Do any lines in the data below contain "color"? If so, copy every one of them.
>> START RECORDS PROVIDED
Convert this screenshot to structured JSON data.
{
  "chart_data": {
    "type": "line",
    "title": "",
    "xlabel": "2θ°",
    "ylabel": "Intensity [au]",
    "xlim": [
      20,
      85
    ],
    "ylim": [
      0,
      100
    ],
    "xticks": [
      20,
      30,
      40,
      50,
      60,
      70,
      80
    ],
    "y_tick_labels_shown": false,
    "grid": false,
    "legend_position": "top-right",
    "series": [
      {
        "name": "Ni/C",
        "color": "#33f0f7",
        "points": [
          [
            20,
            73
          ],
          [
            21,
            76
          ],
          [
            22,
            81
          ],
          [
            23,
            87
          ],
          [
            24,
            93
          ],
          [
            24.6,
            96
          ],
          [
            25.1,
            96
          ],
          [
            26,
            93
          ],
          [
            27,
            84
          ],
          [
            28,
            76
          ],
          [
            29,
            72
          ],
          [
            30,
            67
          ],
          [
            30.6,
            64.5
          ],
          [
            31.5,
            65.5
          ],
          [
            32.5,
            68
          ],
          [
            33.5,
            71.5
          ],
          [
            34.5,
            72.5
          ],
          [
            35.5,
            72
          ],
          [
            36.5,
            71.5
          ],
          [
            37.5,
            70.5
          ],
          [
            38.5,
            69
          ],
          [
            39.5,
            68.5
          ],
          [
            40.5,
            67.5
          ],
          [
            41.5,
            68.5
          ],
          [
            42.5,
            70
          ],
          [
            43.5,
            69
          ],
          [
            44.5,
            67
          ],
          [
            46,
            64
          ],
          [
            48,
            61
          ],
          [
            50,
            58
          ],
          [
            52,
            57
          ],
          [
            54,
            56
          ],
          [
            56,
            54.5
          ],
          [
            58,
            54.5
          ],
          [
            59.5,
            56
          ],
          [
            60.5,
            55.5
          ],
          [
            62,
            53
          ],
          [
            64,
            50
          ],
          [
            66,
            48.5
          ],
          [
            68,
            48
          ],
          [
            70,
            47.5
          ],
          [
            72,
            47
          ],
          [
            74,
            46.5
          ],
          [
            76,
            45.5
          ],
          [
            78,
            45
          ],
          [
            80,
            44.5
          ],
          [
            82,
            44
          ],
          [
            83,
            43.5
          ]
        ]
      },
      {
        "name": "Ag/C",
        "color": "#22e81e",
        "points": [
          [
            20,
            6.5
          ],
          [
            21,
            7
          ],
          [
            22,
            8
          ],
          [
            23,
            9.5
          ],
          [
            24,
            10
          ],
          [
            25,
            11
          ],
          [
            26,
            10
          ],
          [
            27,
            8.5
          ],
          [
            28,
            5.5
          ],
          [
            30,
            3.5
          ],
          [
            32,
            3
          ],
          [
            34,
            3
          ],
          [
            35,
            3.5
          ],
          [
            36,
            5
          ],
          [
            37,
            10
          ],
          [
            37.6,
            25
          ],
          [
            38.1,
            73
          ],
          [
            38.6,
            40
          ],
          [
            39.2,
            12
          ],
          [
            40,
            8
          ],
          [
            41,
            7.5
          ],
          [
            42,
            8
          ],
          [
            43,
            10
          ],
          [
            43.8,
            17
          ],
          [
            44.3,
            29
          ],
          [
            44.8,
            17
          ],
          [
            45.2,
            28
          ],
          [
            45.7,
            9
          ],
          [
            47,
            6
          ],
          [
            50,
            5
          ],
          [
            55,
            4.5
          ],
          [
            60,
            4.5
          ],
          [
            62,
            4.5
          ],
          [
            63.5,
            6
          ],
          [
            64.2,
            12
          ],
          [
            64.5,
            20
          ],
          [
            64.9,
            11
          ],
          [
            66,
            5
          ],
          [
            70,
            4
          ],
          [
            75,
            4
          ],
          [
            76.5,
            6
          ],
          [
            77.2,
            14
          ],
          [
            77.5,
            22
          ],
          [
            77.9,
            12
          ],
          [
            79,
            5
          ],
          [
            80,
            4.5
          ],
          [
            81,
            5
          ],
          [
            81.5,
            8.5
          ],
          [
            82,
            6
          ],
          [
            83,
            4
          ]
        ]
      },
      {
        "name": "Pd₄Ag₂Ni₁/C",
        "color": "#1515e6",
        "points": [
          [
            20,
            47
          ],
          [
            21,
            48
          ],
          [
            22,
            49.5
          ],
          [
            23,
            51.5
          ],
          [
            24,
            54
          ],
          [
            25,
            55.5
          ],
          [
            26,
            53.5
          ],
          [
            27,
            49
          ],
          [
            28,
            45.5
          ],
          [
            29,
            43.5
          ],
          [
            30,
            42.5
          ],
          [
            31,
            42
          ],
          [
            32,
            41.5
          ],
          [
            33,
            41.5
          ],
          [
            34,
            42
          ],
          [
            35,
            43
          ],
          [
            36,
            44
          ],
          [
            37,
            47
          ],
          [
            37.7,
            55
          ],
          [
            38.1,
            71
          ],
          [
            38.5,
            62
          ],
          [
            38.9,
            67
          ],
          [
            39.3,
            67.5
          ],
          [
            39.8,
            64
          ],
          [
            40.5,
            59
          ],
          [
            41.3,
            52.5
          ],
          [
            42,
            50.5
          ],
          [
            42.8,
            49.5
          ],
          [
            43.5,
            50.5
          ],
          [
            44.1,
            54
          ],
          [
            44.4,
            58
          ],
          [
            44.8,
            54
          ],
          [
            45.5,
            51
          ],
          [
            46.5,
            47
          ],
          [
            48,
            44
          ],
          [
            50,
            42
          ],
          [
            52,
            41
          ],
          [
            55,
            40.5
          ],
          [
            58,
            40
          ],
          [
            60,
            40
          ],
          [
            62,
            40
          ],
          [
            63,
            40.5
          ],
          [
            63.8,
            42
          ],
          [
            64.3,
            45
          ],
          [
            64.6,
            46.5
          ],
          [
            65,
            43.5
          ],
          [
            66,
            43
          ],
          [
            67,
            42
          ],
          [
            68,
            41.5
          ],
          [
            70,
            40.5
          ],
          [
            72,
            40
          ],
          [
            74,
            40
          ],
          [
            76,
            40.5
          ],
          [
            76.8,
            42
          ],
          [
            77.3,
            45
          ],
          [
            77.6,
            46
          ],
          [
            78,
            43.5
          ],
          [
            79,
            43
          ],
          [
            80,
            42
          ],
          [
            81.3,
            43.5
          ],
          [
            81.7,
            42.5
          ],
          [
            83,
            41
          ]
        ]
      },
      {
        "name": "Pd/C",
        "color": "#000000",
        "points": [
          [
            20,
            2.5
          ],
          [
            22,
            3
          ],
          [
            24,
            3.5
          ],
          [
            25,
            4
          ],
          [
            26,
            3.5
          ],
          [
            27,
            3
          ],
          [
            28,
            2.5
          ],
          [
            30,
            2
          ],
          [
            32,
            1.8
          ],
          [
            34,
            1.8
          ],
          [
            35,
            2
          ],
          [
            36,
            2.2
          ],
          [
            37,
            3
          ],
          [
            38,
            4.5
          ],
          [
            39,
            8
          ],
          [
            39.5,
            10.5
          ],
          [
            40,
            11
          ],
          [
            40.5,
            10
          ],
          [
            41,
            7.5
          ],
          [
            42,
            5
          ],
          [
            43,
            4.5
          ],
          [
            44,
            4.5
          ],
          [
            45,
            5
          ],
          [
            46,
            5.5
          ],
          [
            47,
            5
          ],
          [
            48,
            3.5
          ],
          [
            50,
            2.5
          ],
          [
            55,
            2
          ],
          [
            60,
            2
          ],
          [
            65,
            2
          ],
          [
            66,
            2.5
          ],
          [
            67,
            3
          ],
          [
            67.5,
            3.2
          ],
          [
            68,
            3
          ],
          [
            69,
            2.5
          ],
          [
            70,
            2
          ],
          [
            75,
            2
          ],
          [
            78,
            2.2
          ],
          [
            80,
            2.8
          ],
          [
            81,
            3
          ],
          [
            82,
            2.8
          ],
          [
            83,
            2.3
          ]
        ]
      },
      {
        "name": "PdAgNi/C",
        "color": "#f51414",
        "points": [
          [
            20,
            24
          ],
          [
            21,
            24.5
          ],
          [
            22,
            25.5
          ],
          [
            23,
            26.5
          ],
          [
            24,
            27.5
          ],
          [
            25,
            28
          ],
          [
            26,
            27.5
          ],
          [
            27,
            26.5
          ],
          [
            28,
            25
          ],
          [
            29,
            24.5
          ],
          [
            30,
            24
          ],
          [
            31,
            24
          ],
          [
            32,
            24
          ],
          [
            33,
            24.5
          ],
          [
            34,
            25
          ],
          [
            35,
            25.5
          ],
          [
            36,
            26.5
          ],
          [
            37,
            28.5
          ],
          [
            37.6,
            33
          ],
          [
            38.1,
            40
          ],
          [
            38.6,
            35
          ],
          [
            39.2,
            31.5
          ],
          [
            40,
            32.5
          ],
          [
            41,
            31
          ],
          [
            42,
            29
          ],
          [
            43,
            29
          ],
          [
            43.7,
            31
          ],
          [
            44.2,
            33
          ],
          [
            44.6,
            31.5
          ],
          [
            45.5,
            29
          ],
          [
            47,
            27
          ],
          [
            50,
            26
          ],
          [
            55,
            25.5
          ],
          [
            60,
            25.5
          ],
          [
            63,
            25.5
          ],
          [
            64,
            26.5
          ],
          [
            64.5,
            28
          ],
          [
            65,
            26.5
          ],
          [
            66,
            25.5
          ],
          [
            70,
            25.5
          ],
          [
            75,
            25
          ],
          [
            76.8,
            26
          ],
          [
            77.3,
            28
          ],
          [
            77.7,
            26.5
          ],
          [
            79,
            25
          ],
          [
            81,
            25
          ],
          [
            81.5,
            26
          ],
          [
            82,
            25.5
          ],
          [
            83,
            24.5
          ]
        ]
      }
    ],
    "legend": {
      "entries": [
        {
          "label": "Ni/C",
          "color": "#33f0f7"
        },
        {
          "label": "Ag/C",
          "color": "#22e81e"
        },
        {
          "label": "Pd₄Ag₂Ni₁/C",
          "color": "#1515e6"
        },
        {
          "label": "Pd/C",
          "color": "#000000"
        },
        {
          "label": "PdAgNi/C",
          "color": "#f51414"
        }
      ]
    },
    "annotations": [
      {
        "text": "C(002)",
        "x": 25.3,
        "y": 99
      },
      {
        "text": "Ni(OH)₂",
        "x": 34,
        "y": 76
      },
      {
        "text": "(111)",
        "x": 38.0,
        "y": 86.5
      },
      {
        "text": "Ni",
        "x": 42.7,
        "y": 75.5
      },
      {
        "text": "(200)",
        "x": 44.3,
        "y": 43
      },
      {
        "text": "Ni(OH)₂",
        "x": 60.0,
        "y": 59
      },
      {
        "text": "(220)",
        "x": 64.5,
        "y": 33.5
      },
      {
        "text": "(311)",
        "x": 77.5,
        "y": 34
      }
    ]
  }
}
>> END RECORDS PROVIDED
» **ANSWER FOR THIS EXERCISE**
        "color": "#33f0f7",
        "color": "#22e81e",
        "color": "#1515e6",
        "color": "#000000",
        "color": "#f51414",
          "color": "#33f0f7"
          "color": "#22e81e"
          "color": "#1515e6"
          "color": "#000000"
          "color": "#f51414"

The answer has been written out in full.